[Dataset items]
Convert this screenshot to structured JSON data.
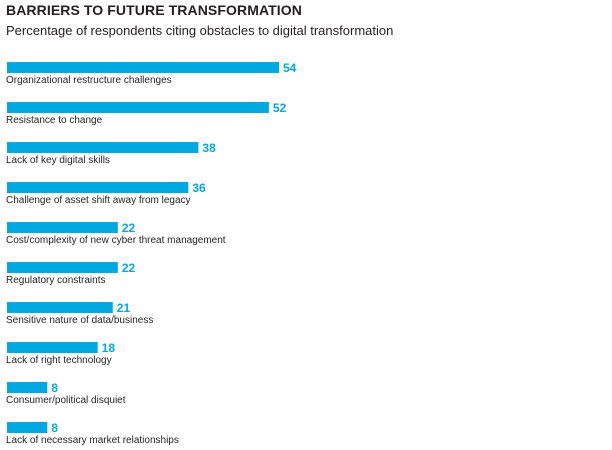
{
  "chart_data": {
    "type": "bar",
    "orientation": "horizontal",
    "title": "BARRIERS TO FUTURE TRANSFORMATION",
    "subtitle": "Percentage of respondents citing obstacles to digital transformation",
    "categories": [
      "Organizational restructure challenges",
      "Resistance to change",
      "Lack of key digital skills",
      "Challenge of asset shift away from legacy",
      "Cost/complexity of new cyber threat management",
      "Regulatory constraints",
      "Sensitive nature of data/business",
      "Lack of right technology",
      "Consumer/political disquiet",
      "Lack of necessary market relationships"
    ],
    "values": [
      54,
      52,
      38,
      36,
      22,
      22,
      21,
      18,
      8,
      8
    ],
    "xlim": [
      0,
      54
    ],
    "bar_color": "#00a9e0",
    "label_color": "#00a9e0",
    "grid": false,
    "legend": false
  }
}
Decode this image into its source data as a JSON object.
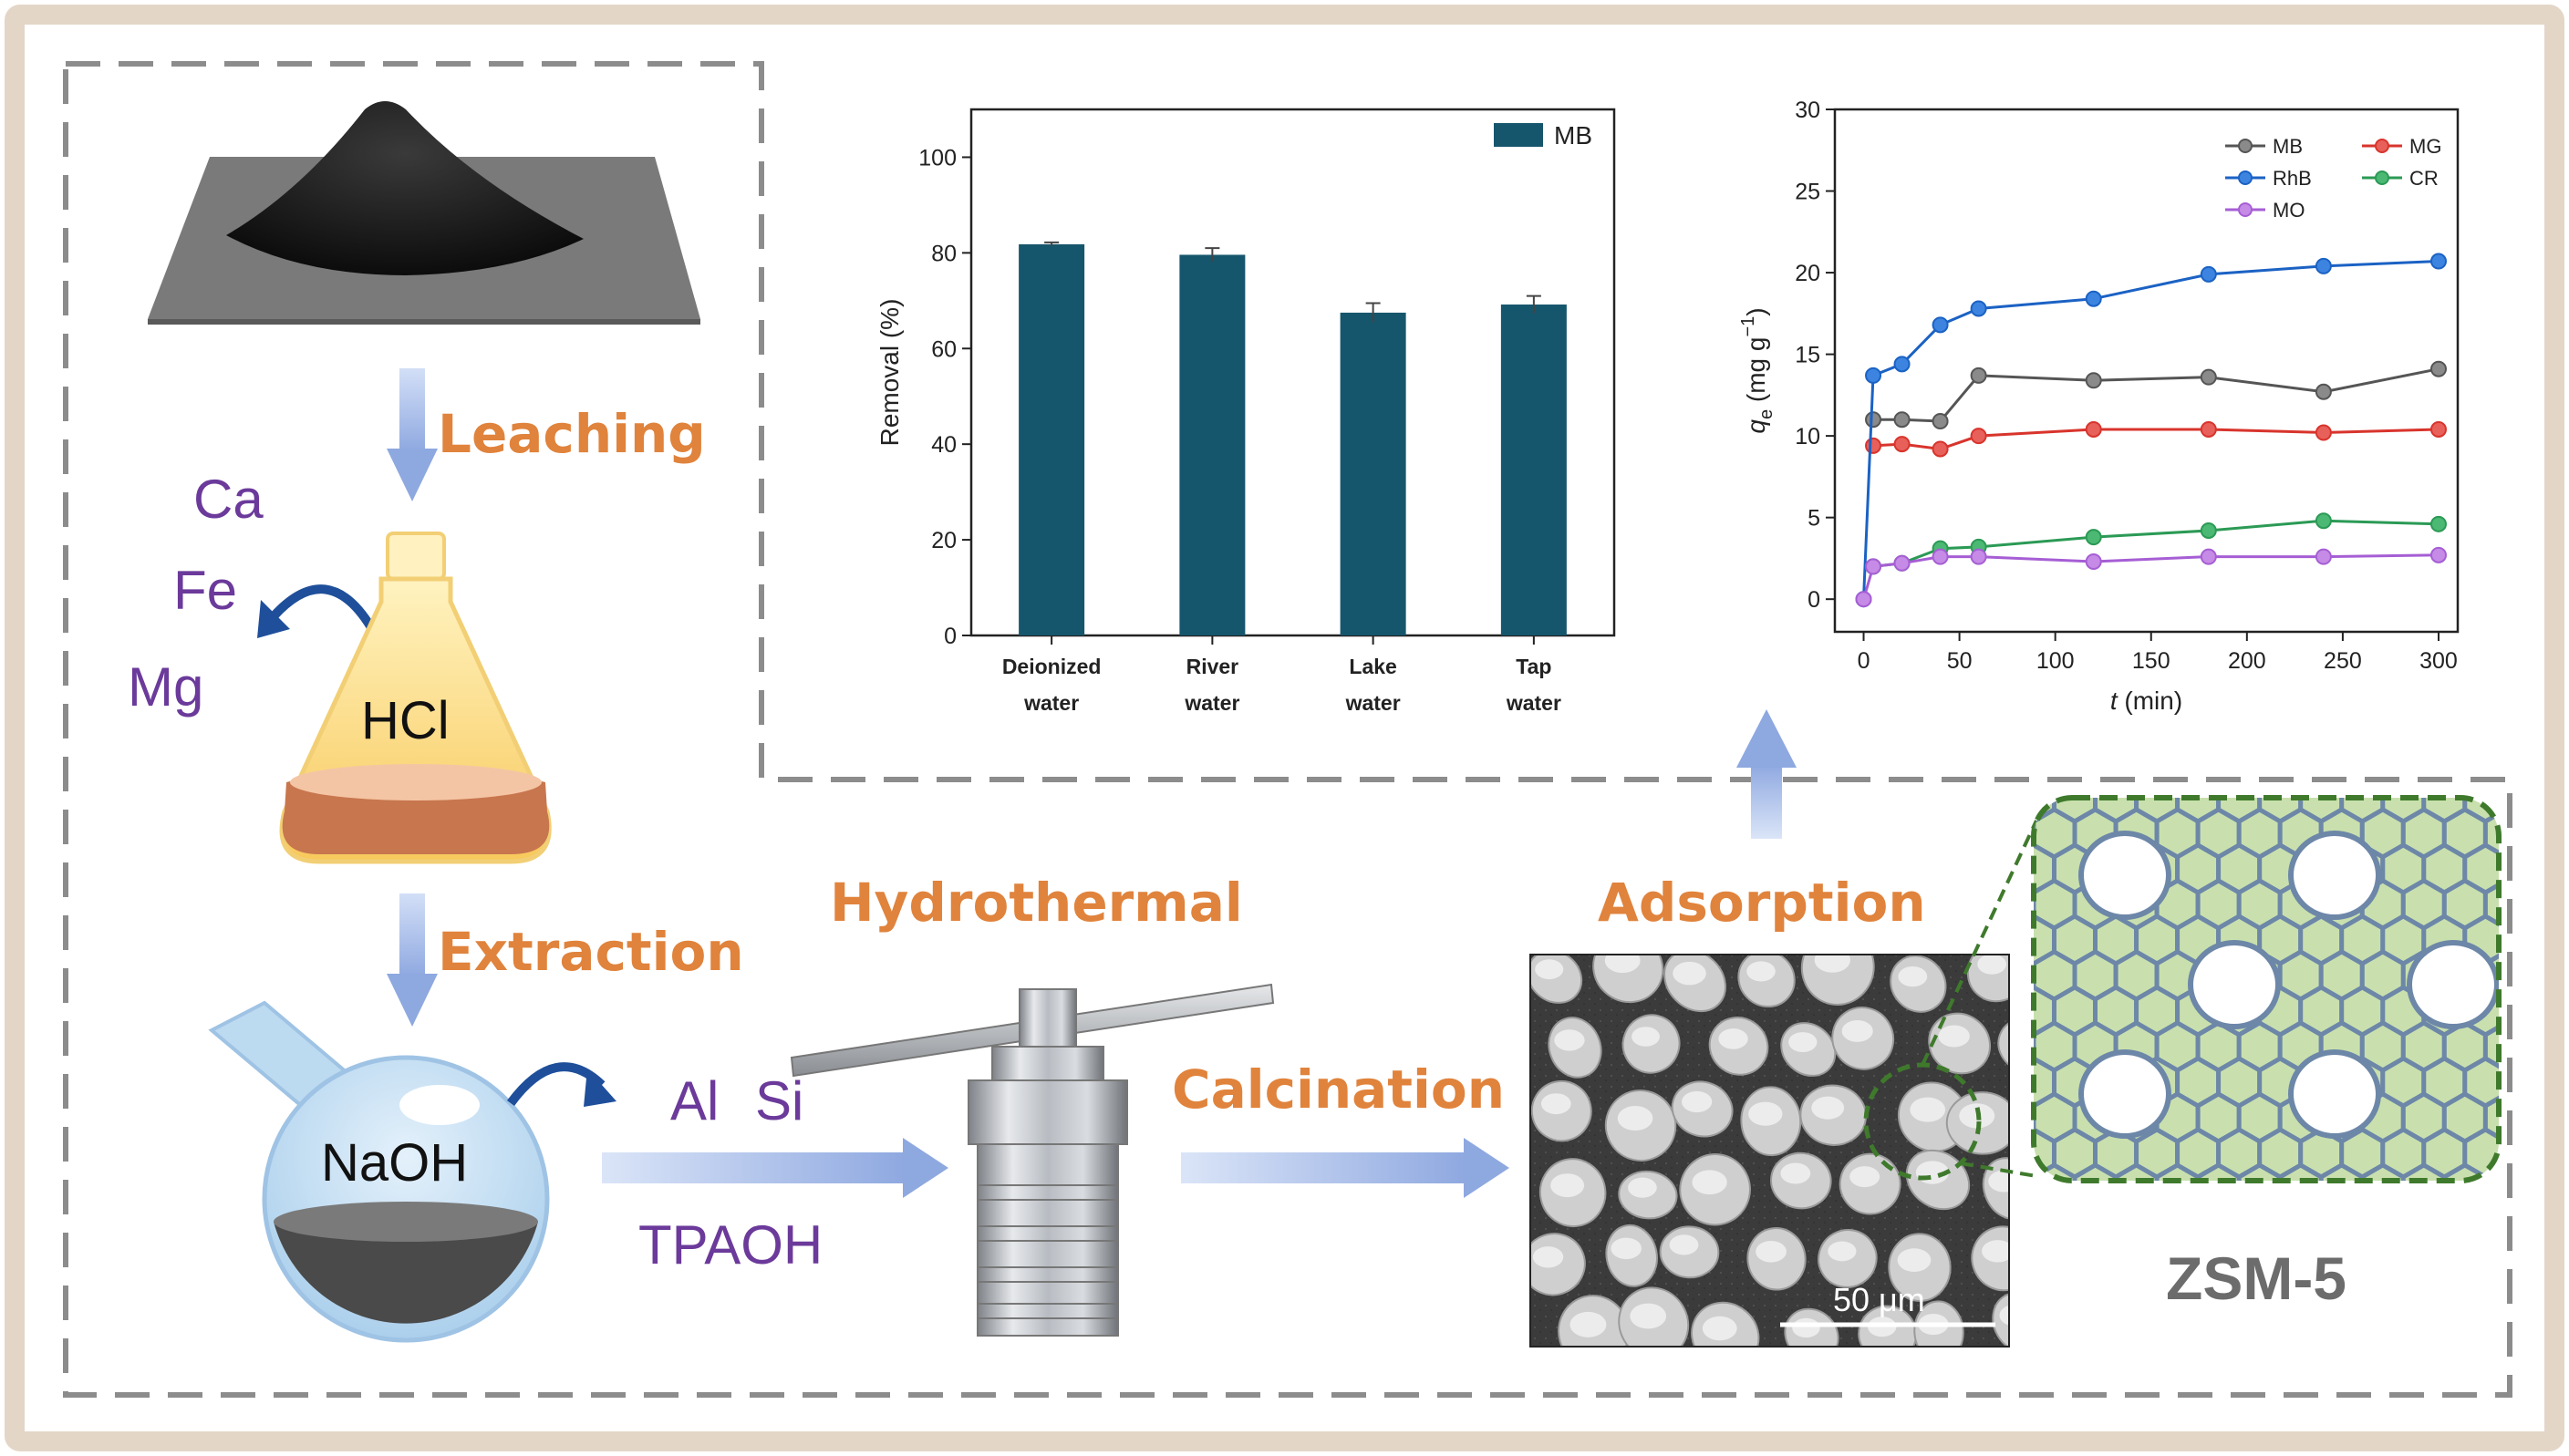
{
  "steps": {
    "leaching": "Leaching",
    "extraction": "Extraction",
    "hydrothermal": "Hydrothermal",
    "calcination": "Calcination",
    "adsorption": "Adsorption"
  },
  "reagents": {
    "hcl": "HCl",
    "naoh": "NaOH",
    "ca": "Ca",
    "fe": "Fe",
    "mg": "Mg",
    "al": "Al",
    "si": "Si",
    "tpaoh": "TPAOH"
  },
  "sem": {
    "scale_label": "50 μm"
  },
  "zeolite_label": "ZSM-5",
  "colors": {
    "step_text": "#e0833c",
    "element_text": "#6b3a9a",
    "bar_fill": "#16566c",
    "frame_border": "#e3d6c7",
    "dashed_border": "#8c8c8c",
    "zsm_dashed": "#3f7a2c",
    "zsm_fill": "#c9e0ae",
    "zsm_line": "#6d87a8",
    "arrow": "#9fb4e3"
  },
  "chart_data": [
    {
      "type": "bar",
      "categories": [
        [
          "Deionized",
          "water"
        ],
        [
          "River",
          "water"
        ],
        [
          "Lake",
          "water"
        ],
        [
          "Tap",
          "water"
        ]
      ],
      "values": [
        81.8,
        79.6,
        67.5,
        69.2
      ],
      "errors": [
        0.4,
        1.4,
        2.0,
        1.8
      ],
      "series_name": "MB",
      "ylabel": "Removal  (%)",
      "ylim": [
        0,
        110
      ],
      "yticks": [
        0,
        20,
        40,
        60,
        80,
        100
      ],
      "legend": "top-right"
    },
    {
      "type": "line",
      "xlabel_italic": "t",
      "xlabel_rest": " (min)",
      "ylabel_main": "q",
      "ylabel_sub": "e",
      "ylabel_rest": " (mg g",
      "ylabel_sup": "−1",
      "ylabel_end": ")",
      "xlim": [
        -15,
        310
      ],
      "ylim": [
        -2,
        30
      ],
      "xticks": [
        0,
        50,
        100,
        150,
        200,
        250,
        300
      ],
      "yticks": [
        0,
        5,
        10,
        15,
        20,
        25,
        30
      ],
      "legend": "top-right",
      "series": [
        {
          "name": "MB",
          "color": "#555555",
          "fill": "#8a8a8a",
          "x": [
            5,
            20,
            40,
            60,
            120,
            180,
            240,
            300
          ],
          "y": [
            11.0,
            11.0,
            10.9,
            13.7,
            13.4,
            13.6,
            12.7,
            14.1
          ]
        },
        {
          "name": "MG",
          "color": "#d8342c",
          "fill": "#e8605a",
          "x": [
            5,
            20,
            40,
            60,
            120,
            180,
            240,
            300
          ],
          "y": [
            9.4,
            9.5,
            9.2,
            10.0,
            10.4,
            10.4,
            10.2,
            10.4
          ]
        },
        {
          "name": "RhB",
          "color": "#1b62c4",
          "fill": "#3c84e0",
          "x": [
            0,
            5,
            20,
            40,
            60,
            120,
            180,
            240,
            300
          ],
          "y": [
            0,
            13.7,
            14.4,
            16.8,
            17.8,
            18.4,
            19.9,
            20.4,
            20.7
          ]
        },
        {
          "name": "CR",
          "color": "#2b9a55",
          "fill": "#4bb873",
          "x": [
            5,
            20,
            40,
            60,
            120,
            180,
            240,
            300
          ],
          "y": [
            2.0,
            2.2,
            3.1,
            3.2,
            3.8,
            4.2,
            4.8,
            4.6
          ]
        },
        {
          "name": "MO",
          "color": "#a65ed4",
          "fill": "#c58be6",
          "x": [
            0,
            5,
            20,
            40,
            60,
            120,
            180,
            240,
            300
          ],
          "y": [
            0,
            2.0,
            2.2,
            2.6,
            2.6,
            2.3,
            2.6,
            2.6,
            2.7
          ]
        }
      ]
    }
  ]
}
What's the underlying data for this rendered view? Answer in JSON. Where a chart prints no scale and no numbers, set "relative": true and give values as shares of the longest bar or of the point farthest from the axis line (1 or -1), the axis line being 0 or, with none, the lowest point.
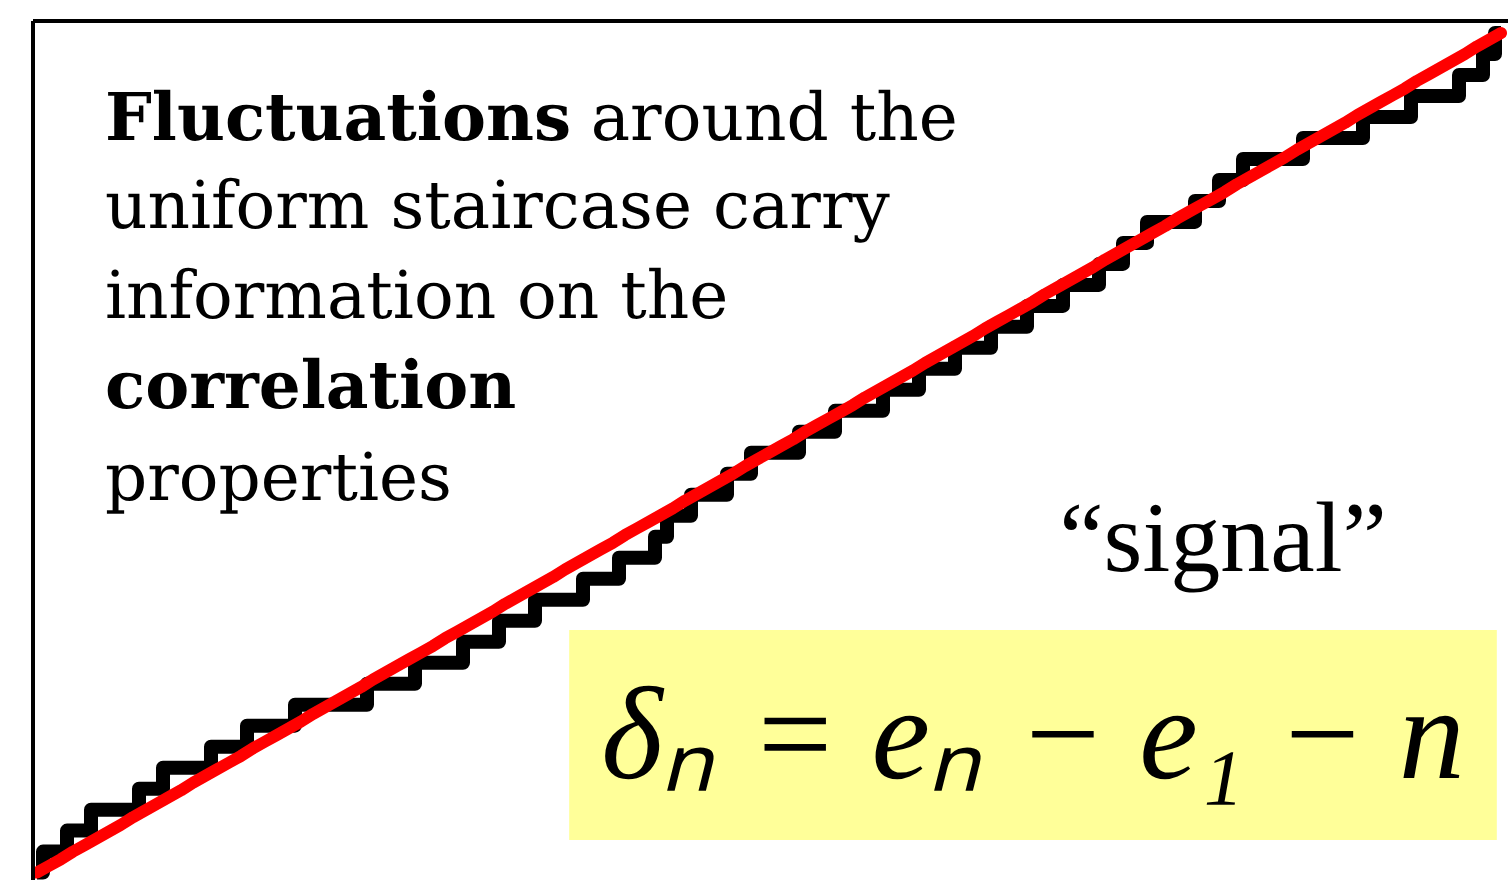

▶ WHAT YOU SHOULD DO
Repeat the records above verbatim, with no pictures in the result.

▶ FULL ANSWER
Convert this screenshot to structured JSON data.
{
  "chart_data": {
    "type": "bar",
    "orientation": "horizontal",
    "title": "BARRIERS TO FUTURE TRANSFORMATION",
    "subtitle": "Percentage of respondents citing obstacles to digital transformation",
    "categories": [
      "Organizational restructure challenges",
      "Resistance to change",
      "Lack of key digital skills",
      "Challenge of asset shift away from legacy",
      "Cost/complexity of new cyber threat management",
      "Regulatory constraints",
      "Sensitive nature of data/business",
      "Lack of right technology",
      "Consumer/political disquiet",
      "Lack of necessary market relationships"
    ],
    "values": [
      54,
      52,
      38,
      36,
      22,
      22,
      21,
      18,
      8,
      8
    ],
    "xlim": [
      0,
      54
    ],
    "bar_color": "#00a9e0",
    "label_color": "#00a9e0",
    "grid": false,
    "legend": false
  }
}
Decode this image into its source data as a JSON object.
{
  "steps": {
    "leaching": "Leaching",
    "extraction": "Extraction",
    "hydrothermal": "Hydrothermal",
    "calcination": "Calcination",
    "adsorption": "Adsorption"
  },
  "reagents": {
    "hcl": "HCl",
    "naoh": "NaOH",
    "ca": "Ca",
    "fe": "Fe",
    "mg": "Mg",
    "al": "Al",
    "si": "Si",
    "tpaoh": "TPAOH"
  },
  "sem": {
    "scale_label": "50 μm"
  },
  "zeolite_label": "ZSM-5",
  "colors": {
    "step_text": "#e0833c",
    "element_text": "#6b3a9a",
    "bar_fill": "#16566c",
    "frame_border": "#e3d6c7",
    "dashed_border": "#8c8c8c",
    "zsm_dashed": "#3f7a2c",
    "zsm_fill": "#c9e0ae",
    "zsm_line": "#6d87a8",
    "arrow": "#9fb4e3"
  },
  "chart_data": [
    {
      "type": "bar",
      "categories": [
        [
          "Deionized",
          "water"
        ],
        [
          "River",
          "water"
        ],
        [
          "Lake",
          "water"
        ],
        [
          "Tap",
          "water"
        ]
      ],
      "values": [
        81.8,
        79.6,
        67.5,
        69.2
      ],
      "errors": [
        0.4,
        1.4,
        2.0,
        1.8
      ],
      "series_name": "MB",
      "ylabel": "Removal  (%)",
      "ylim": [
        0,
        110
      ],
      "yticks": [
        0,
        20,
        40,
        60,
        80,
        100
      ],
      "legend": "top-right"
    },
    {
      "type": "line",
      "xlabel_italic": "t",
      "xlabel_rest": " (min)",
      "ylabel_main": "q",
      "ylabel_sub": "e",
      "ylabel_rest": " (mg g",
      "ylabel_sup": "−1",
      "ylabel_end": ")",
      "xlim": [
        -15,
        310
      ],
      "ylim": [
        -2,
        30
      ],
      "xticks": [
        0,
        50,
        100,
        150,
        200,
        250,
        300
      ],
      "yticks": [
        0,
        5,
        10,
        15,
        20,
        25,
        30
      ],
      "legend": "top-right",
      "series": [
        {
          "name": "MB",
          "color": "#555555",
          "fill": "#8a8a8a",
          "x": [
            5,
            20,
            40,
            60,
            120,
            180,
            240,
            300
          ],
          "y": [
            11.0,
            11.0,
            10.9,
            13.7,
            13.4,
            13.6,
            12.7,
            14.1
          ]
        },
        {
          "name": "MG",
          "color": "#d8342c",
          "fill": "#e8605a",
          "x": [
            5,
            20,
            40,
            60,
            120,
            180,
            240,
            300
          ],
          "y": [
            9.4,
            9.5,
            9.2,
            10.0,
            10.4,
            10.4,
            10.2,
            10.4
          ]
        },
        {
          "name": "RhB",
          "color": "#1b62c4",
          "fill": "#3c84e0",
          "x": [
            0,
            5,
            20,
            40,
            60,
            120,
            180,
            240,
            300
          ],
          "y": [
            0,
            13.7,
            14.4,
            16.8,
            17.8,
            18.4,
            19.9,
            20.4,
            20.7
          ]
        },
        {
          "name": "CR",
          "color": "#2b9a55",
          "fill": "#4bb873",
          "x": [
            5,
            20,
            40,
            60,
            120,
            180,
            240,
            300
          ],
          "y": [
            2.0,
            2.2,
            3.1,
            3.2,
            3.8,
            4.2,
            4.8,
            4.6
          ]
        },
        {
          "name": "MO",
          "color": "#a65ed4",
          "fill": "#c58be6",
          "x": [
            0,
            5,
            20,
            40,
            60,
            120,
            180,
            240,
            300
          ],
          "y": [
            0,
            2.0,
            2.2,
            2.6,
            2.6,
            2.3,
            2.6,
            2.6,
            2.7
          ]
        }
      ]
    }
  ]
}
What's the underlying data for this rendered view? Answer in JSON. Where a chart prints no scale and no numbers, set "relative": true and give values as shares of the longest bar or of the point farthest from the axis line (1 or -1), the axis line being 0 or, with none, the lowest point.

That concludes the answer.